Task → Identify and copy all lines of the material where the string "Best" is found.

┌────────

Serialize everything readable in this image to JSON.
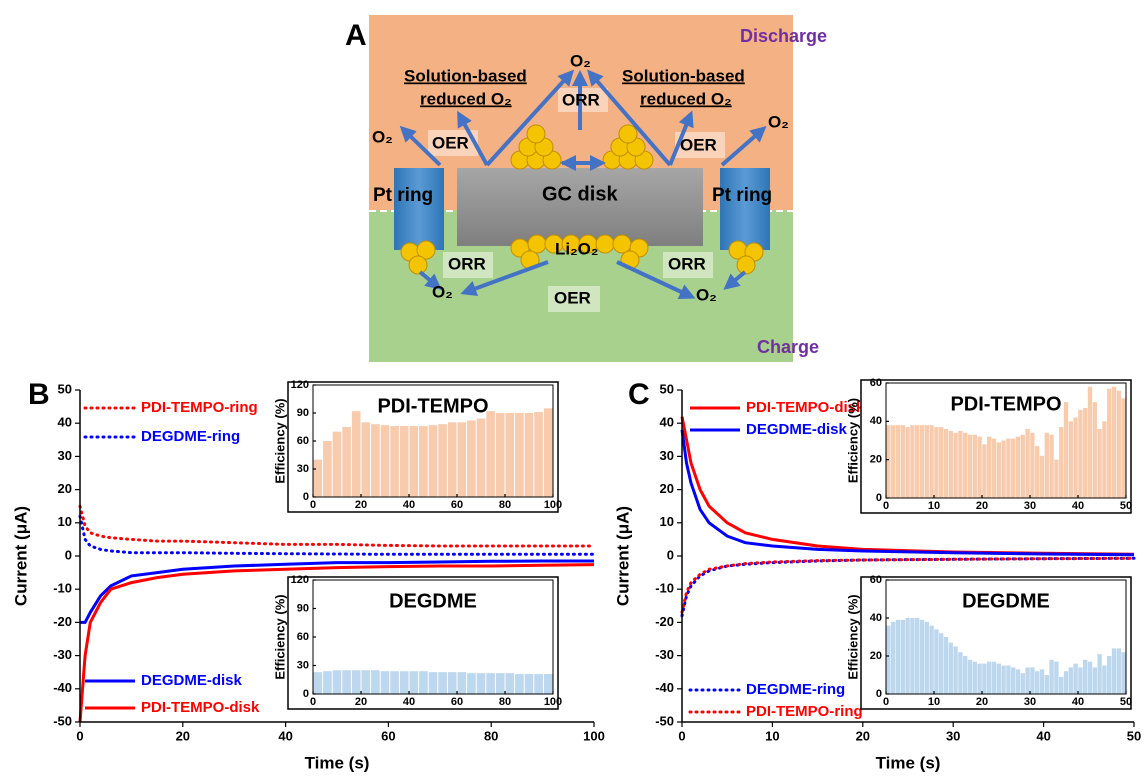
{
  "panel_a": {
    "label": "A",
    "discharge": "Discharge",
    "charge": "Charge",
    "labels": [
      "O₂",
      "ORR",
      "Solution-based",
      "reduced O₂",
      "Solution-based",
      "reduced O₂",
      "O₂",
      "O₂",
      "OER",
      "OER",
      "Pt ring",
      "GC disk",
      "Pt ring",
      "Li₂O₂",
      "ORR",
      "ORR",
      "O₂",
      "O₂",
      "OER"
    ]
  },
  "chart_data": [
    {
      "type": "line",
      "panel_label": "B",
      "xlabel": "Time (s)",
      "ylabel": "Current (μA)",
      "xlim": [
        0,
        100
      ],
      "xticks": [
        0,
        20,
        40,
        60,
        80,
        100
      ],
      "ylim": [
        -50,
        50
      ],
      "yticks": [
        -50,
        -40,
        -30,
        -20,
        -10,
        0,
        10,
        20,
        30,
        40,
        50
      ],
      "x": [
        0,
        1,
        2,
        4,
        6,
        10,
        15,
        20,
        30,
        40,
        50,
        60,
        70,
        80,
        90,
        100
      ],
      "series": [
        {
          "name": "PDI-TEMPO-ring",
          "color": "#ff0000",
          "style": "dotted",
          "values": [
            15,
            9,
            7,
            6,
            5.5,
            5,
            4.5,
            4.5,
            4,
            3.5,
            3.5,
            3.2,
            3,
            3,
            3,
            3
          ]
        },
        {
          "name": "DEGDME-ring",
          "color": "#0000ff",
          "style": "dotted",
          "values": [
            12,
            5,
            3,
            2,
            1.5,
            1,
            1,
            1,
            0.8,
            0.7,
            0.6,
            0.5,
            0.5,
            0.5,
            0.5,
            0.5
          ]
        },
        {
          "name": "DEGDME-disk",
          "color": "#0000ff",
          "style": "solid",
          "values": [
            -20,
            -20,
            -17,
            -12,
            -9,
            -6,
            -5,
            -4,
            -3,
            -2.5,
            -2,
            -2,
            -1.8,
            -1.6,
            -1.5,
            -1.5
          ]
        },
        {
          "name": "PDI-TEMPO-disk",
          "color": "#ff0000",
          "style": "solid",
          "values": [
            -50,
            -30,
            -20,
            -14,
            -10,
            -8,
            -6.5,
            -5.5,
            -4.5,
            -4,
            -3.5,
            -3.2,
            -3,
            -3,
            -2.8,
            -2.6
          ]
        }
      ]
    },
    {
      "type": "bar",
      "title": "PDI-TEMPO",
      "ylabel": "Efficiency (%)",
      "color": "#f8cbad",
      "xlim": [
        0,
        100
      ],
      "xticks": [
        0,
        20,
        40,
        60,
        80,
        100
      ],
      "ylim": [
        0,
        120
      ],
      "yticks": [
        0,
        30,
        60,
        90,
        120
      ],
      "x": [
        2,
        6,
        10,
        14,
        18,
        22,
        26,
        30,
        34,
        38,
        42,
        46,
        50,
        54,
        58,
        62,
        66,
        70,
        74,
        78,
        82,
        86,
        90,
        94,
        98
      ],
      "values": [
        40,
        60,
        70,
        75,
        92,
        80,
        78,
        77,
        76,
        76,
        76,
        76,
        77,
        78,
        80,
        80,
        82,
        84,
        92,
        90,
        90,
        90,
        90,
        91,
        95
      ]
    },
    {
      "type": "bar",
      "title": "DEGDME",
      "ylabel": "Efficiency (%)",
      "color": "#bdd7ee",
      "xlim": [
        0,
        100
      ],
      "xticks": [
        0,
        20,
        40,
        60,
        80,
        100
      ],
      "ylim": [
        0,
        120
      ],
      "yticks": [
        0,
        30,
        60,
        90,
        120
      ],
      "x": [
        2,
        6,
        10,
        14,
        18,
        22,
        26,
        30,
        34,
        38,
        42,
        46,
        50,
        54,
        58,
        62,
        66,
        70,
        74,
        78,
        82,
        86,
        90,
        94,
        98
      ],
      "values": [
        23,
        24,
        25,
        25,
        25,
        25,
        25,
        24,
        24,
        24,
        24,
        24,
        23,
        23,
        23,
        23,
        22,
        22,
        22,
        22,
        22,
        21,
        21,
        21,
        21
      ]
    },
    {
      "type": "line",
      "panel_label": "C",
      "xlabel": "Time (s)",
      "ylabel": "Current (μA)",
      "xlim": [
        0,
        50
      ],
      "xticks": [
        0,
        10,
        20,
        30,
        40,
        50
      ],
      "ylim": [
        -50,
        50
      ],
      "yticks": [
        -50,
        -40,
        -30,
        -20,
        -10,
        0,
        10,
        20,
        30,
        40,
        50
      ],
      "x": [
        0,
        0.5,
        1,
        2,
        3,
        5,
        7,
        10,
        15,
        20,
        30,
        40,
        50
      ],
      "series": [
        {
          "name": "PDI-TEMPO-disk",
          "color": "#ff0000",
          "style": "solid",
          "values": [
            42,
            35,
            28,
            20,
            15,
            10,
            7,
            5,
            3,
            2,
            1.2,
            0.8,
            0.5
          ]
        },
        {
          "name": "DEGDME-disk",
          "color": "#0000ff",
          "style": "solid",
          "values": [
            38,
            28,
            22,
            14,
            10,
            6,
            4,
            3,
            2,
            1.5,
            1,
            0.6,
            0.4
          ]
        },
        {
          "name": "DEGDME-ring",
          "color": "#0000ff",
          "style": "dotted",
          "values": [
            -18,
            -12,
            -9,
            -6,
            -4.5,
            -3,
            -2.5,
            -2,
            -1.5,
            -1.2,
            -1,
            -0.8,
            -0.7
          ]
        },
        {
          "name": "PDI-TEMPO-ring",
          "color": "#ff0000",
          "style": "dotted",
          "values": [
            -17,
            -11,
            -8,
            -5.5,
            -4,
            -3,
            -2.3,
            -1.8,
            -1.4,
            -1.2,
            -1,
            -0.8,
            -0.7
          ]
        }
      ]
    },
    {
      "type": "bar",
      "title": "PDI-TEMPO",
      "ylabel": "Efficiency (%)",
      "color": "#f8cbad",
      "xlim": [
        0,
        50
      ],
      "xticks": [
        0,
        10,
        20,
        30,
        40,
        50
      ],
      "ylim": [
        0,
        60
      ],
      "yticks": [
        0,
        20,
        40,
        60
      ],
      "x": [
        0.5,
        1.5,
        2.5,
        3.5,
        4.5,
        5.5,
        6.5,
        7.5,
        8.5,
        9.5,
        10.5,
        11.5,
        12.5,
        13.5,
        14.5,
        15.5,
        16.5,
        17.5,
        18.5,
        19.5,
        20.5,
        21.5,
        22.5,
        23.5,
        24.5,
        25.5,
        26.5,
        27.5,
        28.5,
        29.5,
        30.5,
        31.5,
        32.5,
        33.5,
        34.5,
        35.5,
        36.5,
        37.5,
        38.5,
        39.5,
        40.5,
        41.5,
        42.5,
        43.5,
        44.5,
        45.5,
        46.5,
        47.5,
        48.5,
        49.5
      ],
      "values": [
        38,
        38,
        38,
        38,
        37,
        38,
        38,
        38,
        38,
        38,
        37,
        37,
        36,
        35,
        34,
        35,
        34,
        33,
        33,
        32,
        28,
        32,
        31,
        29,
        30,
        31,
        31,
        32,
        33,
        36,
        34,
        27,
        22,
        34,
        33,
        20,
        37,
        50,
        40,
        42,
        46,
        47,
        58,
        50,
        36,
        40,
        57,
        58,
        56,
        52
      ]
    },
    {
      "type": "bar",
      "title": "DEGDME",
      "ylabel": "Efficiency (%)",
      "color": "#bdd7ee",
      "xlim": [
        0,
        50
      ],
      "xticks": [
        0,
        10,
        20,
        30,
        40,
        50
      ],
      "ylim": [
        0,
        60
      ],
      "yticks": [
        0,
        20,
        40,
        60
      ],
      "x": [
        0.5,
        1.5,
        2.5,
        3.5,
        4.5,
        5.5,
        6.5,
        7.5,
        8.5,
        9.5,
        10.5,
        11.5,
        12.5,
        13.5,
        14.5,
        15.5,
        16.5,
        17.5,
        18.5,
        19.5,
        20.5,
        21.5,
        22.5,
        23.5,
        24.5,
        25.5,
        26.5,
        27.5,
        28.5,
        29.5,
        30.5,
        31.5,
        32.5,
        33.5,
        34.5,
        35.5,
        36.5,
        37.5,
        38.5,
        39.5,
        40.5,
        41.5,
        42.5,
        43.5,
        44.5,
        45.5,
        46.5,
        47.5,
        48.5,
        49.5
      ],
      "values": [
        36,
        38,
        39,
        39,
        40,
        40,
        40,
        39,
        38,
        36,
        34,
        32,
        30,
        27,
        25,
        22,
        20,
        18,
        17,
        16,
        16,
        17,
        17,
        16,
        15,
        15,
        14,
        13,
        11,
        14,
        14,
        12,
        13,
        10,
        18,
        17,
        9,
        12,
        14,
        16,
        14,
        18,
        17,
        14,
        21,
        15,
        20,
        24,
        24,
        22
      ]
    }
  ]
}
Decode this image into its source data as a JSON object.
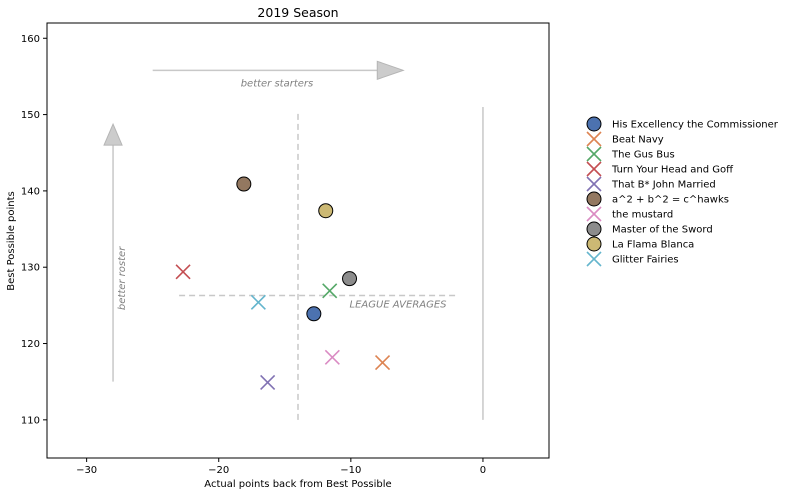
{
  "chart_data": {
    "type": "scatter",
    "title": "2019 Season",
    "xlabel": "Actual points back from Best Possible",
    "ylabel": "Best Possible points",
    "xlim": [
      -33,
      5
    ],
    "ylim": [
      105,
      162
    ],
    "xticks": [
      -30,
      -20,
      -10,
      0
    ],
    "yticks": [
      110,
      120,
      130,
      140,
      150,
      160
    ],
    "grid": false,
    "legend_position": "right",
    "series": [
      {
        "name": "His Excellency the Commissioner",
        "marker": "circle",
        "color": "#4c72b0",
        "x": -12.8,
        "y": 123.9
      },
      {
        "name": "Beat Navy",
        "marker": "x",
        "color": "#dd8452",
        "x": -7.6,
        "y": 117.5
      },
      {
        "name": "The Gus Bus",
        "marker": "x",
        "color": "#55a868",
        "x": -11.6,
        "y": 126.9
      },
      {
        "name": "Turn Your Head and Goff",
        "marker": "x",
        "color": "#c44e52",
        "x": -22.7,
        "y": 129.4
      },
      {
        "name": "That B* John Married",
        "marker": "x",
        "color": "#8172b3",
        "x": -16.3,
        "y": 114.9
      },
      {
        "name": "a^2 + b^2 = c^hawks",
        "marker": "circle",
        "color": "#937860",
        "x": -18.1,
        "y": 140.9
      },
      {
        "name": "the mustard",
        "marker": "x",
        "color": "#da8bc3",
        "x": -11.4,
        "y": 118.2
      },
      {
        "name": "Master of the Sword",
        "marker": "circle",
        "color": "#8c8c8c",
        "x": -10.1,
        "y": 128.5
      },
      {
        "name": "La Flama Blanca",
        "marker": "circle",
        "color": "#ccb974",
        "x": -11.9,
        "y": 137.4
      },
      {
        "name": "Glitter Fairies",
        "marker": "x",
        "color": "#64b5cd",
        "x": -17.0,
        "y": 125.4
      }
    ],
    "reference_lines": {
      "league_avg_x": -14,
      "league_avg_y": 126.3,
      "vertical_y_range": [
        110,
        150.5
      ],
      "horizontal_x_range": [
        -23,
        -2
      ],
      "zero_line_y_range": [
        110,
        151
      ]
    },
    "annotations": {
      "league_averages": "LEAGUE AVERAGES",
      "better_starters": "better starters",
      "better_roster": "better roster"
    },
    "arrows": {
      "starters": {
        "x_from": -25,
        "x_to": -8,
        "y": 155.8
      },
      "roster": {
        "x": -28,
        "y_from": 115,
        "y_to": 146
      }
    }
  }
}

└────────

Task response →
    "xlabel": "Actual points back from Best Possible",
    "ylabel": "Best Possible points",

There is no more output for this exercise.